● **What to produce**: Copy nothing but the text: repeat each entry exactly and drop the images.

[Data items]

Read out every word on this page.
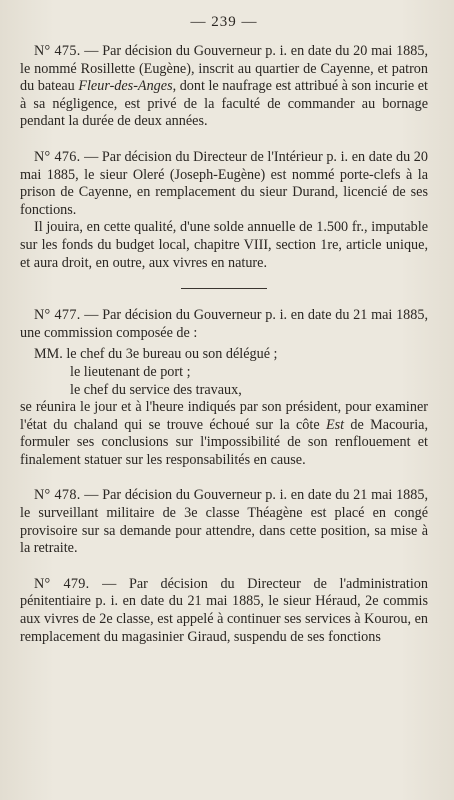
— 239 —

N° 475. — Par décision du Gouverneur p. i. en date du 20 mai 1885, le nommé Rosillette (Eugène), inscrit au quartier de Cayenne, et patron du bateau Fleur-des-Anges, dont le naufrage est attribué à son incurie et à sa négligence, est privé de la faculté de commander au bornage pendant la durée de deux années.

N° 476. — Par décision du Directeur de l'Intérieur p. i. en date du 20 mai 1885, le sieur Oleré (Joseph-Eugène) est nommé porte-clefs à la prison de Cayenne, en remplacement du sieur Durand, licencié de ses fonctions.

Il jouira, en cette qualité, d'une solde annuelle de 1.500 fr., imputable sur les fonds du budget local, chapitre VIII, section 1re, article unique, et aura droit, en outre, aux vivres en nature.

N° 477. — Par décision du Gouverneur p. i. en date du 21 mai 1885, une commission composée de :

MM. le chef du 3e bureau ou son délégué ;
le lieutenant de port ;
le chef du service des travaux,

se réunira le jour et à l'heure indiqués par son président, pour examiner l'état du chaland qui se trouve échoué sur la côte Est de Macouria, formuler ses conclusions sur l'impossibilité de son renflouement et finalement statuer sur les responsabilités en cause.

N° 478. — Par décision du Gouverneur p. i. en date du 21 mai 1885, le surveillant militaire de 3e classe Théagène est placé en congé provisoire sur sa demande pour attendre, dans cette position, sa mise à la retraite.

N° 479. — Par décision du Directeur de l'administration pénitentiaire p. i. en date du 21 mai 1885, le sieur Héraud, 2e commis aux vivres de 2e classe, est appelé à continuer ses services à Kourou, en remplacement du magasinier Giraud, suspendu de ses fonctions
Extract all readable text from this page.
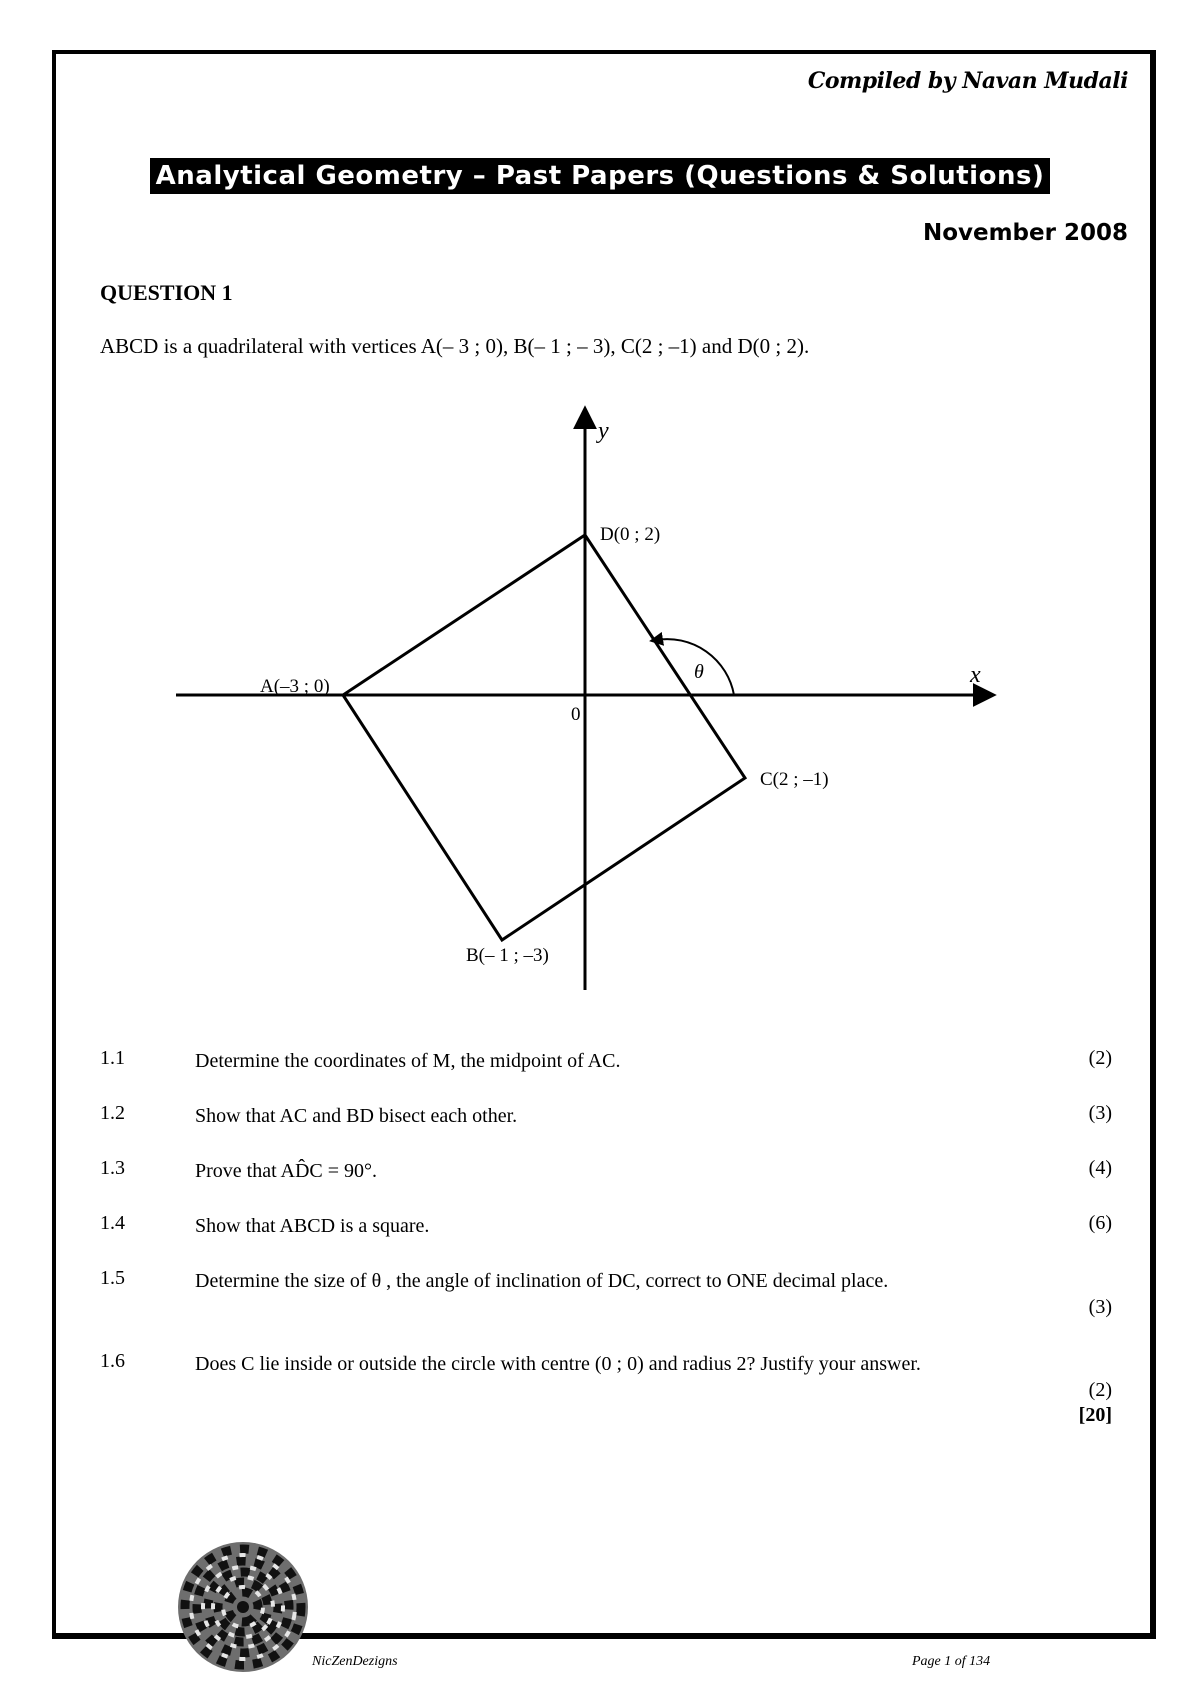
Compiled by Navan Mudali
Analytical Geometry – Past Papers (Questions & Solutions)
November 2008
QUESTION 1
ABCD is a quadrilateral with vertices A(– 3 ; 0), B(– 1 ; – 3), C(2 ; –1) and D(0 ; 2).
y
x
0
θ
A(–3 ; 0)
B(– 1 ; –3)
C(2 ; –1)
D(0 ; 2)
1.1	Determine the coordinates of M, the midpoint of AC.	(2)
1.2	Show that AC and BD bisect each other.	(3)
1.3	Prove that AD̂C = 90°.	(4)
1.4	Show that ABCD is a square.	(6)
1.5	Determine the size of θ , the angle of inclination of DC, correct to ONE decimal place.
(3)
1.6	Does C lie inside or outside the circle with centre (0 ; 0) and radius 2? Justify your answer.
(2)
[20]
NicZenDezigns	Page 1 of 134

● **Result of this exercise**:
Read out every word on this page.
— 239 —

N° 475. — Par décision du Gouverneur p. i. en date du 20 mai 1885, le nommé Rosillette (Eugène), inscrit au quartier de Cayenne, et patron du bateau Fleur-des-Anges, dont le naufrage est attribué à son incurie et à sa négligence, est privé de la faculté de commander au bornage pendant la durée de deux années.

N° 476. — Par décision du Directeur de l'Intérieur p. i. en date du 20 mai 1885, le sieur Oleré (Joseph-Eugène) est nommé porte-clefs à la prison de Cayenne, en remplacement du sieur Durand, licencié de ses fonctions.

Il jouira, en cette qualité, d'une solde annuelle de 1.500 fr., imputable sur les fonds du budget local, chapitre VIII, section 1re, article unique, et aura droit, en outre, aux vivres en nature.

N° 477. — Par décision du Gouverneur p. i. en date du 21 mai 1885, une commission composée de :

MM. le chef du 3e bureau ou son délégué ;
le lieutenant de port ;
le chef du service des travaux,

se réunira le jour et à l'heure indiqués par son président, pour examiner l'état du chaland qui se trouve échoué sur la côte Est de Macouria, formuler ses conclusions sur l'impossibilité de son renflouement et finalement statuer sur les responsabilités en cause.

N° 478. — Par décision du Gouverneur p. i. en date du 21 mai 1885, le surveillant militaire de 3e classe Théagène est placé en congé provisoire sur sa demande pour attendre, dans cette position, sa mise à la retraite.

N° 479. — Par décision du Directeur de l'administration pénitentiaire p. i. en date du 21 mai 1885, le sieur Héraud, 2e commis aux vivres de 2e classe, est appelé à continuer ses services à Kourou, en remplacement du magasinier Giraud, suspendu de ses fonctions
Extract all readable text from this page.
Compiled by Navan Mudali
Analytical Geometry – Past Papers (Questions & Solutions)
November 2008
QUESTION 1
ABCD is a quadrilateral with vertices A(– 3 ; 0), B(– 1 ; – 3), C(2 ; –1) and D(0 ; 2).
y
x
0
θ
A(–3 ; 0)
B(– 1 ; –3)
C(2 ; –1)
D(0 ; 2)
1.1	Determine the coordinates of M, the midpoint of AC.	(2)
1.2	Show that AC and BD bisect each other.	(3)
1.3	Prove that AD̂C = 90°.	(4)
1.4	Show that ABCD is a square.	(6)
1.5	Determine the size of θ , the angle of inclination of DC, correct to ONE decimal place.
(3)
1.6	Does C lie inside or outside the circle with centre (0 ; 0) and radius 2? Justify your answer.
(2)
[20]
NicZenDezigns	Page 1 of 134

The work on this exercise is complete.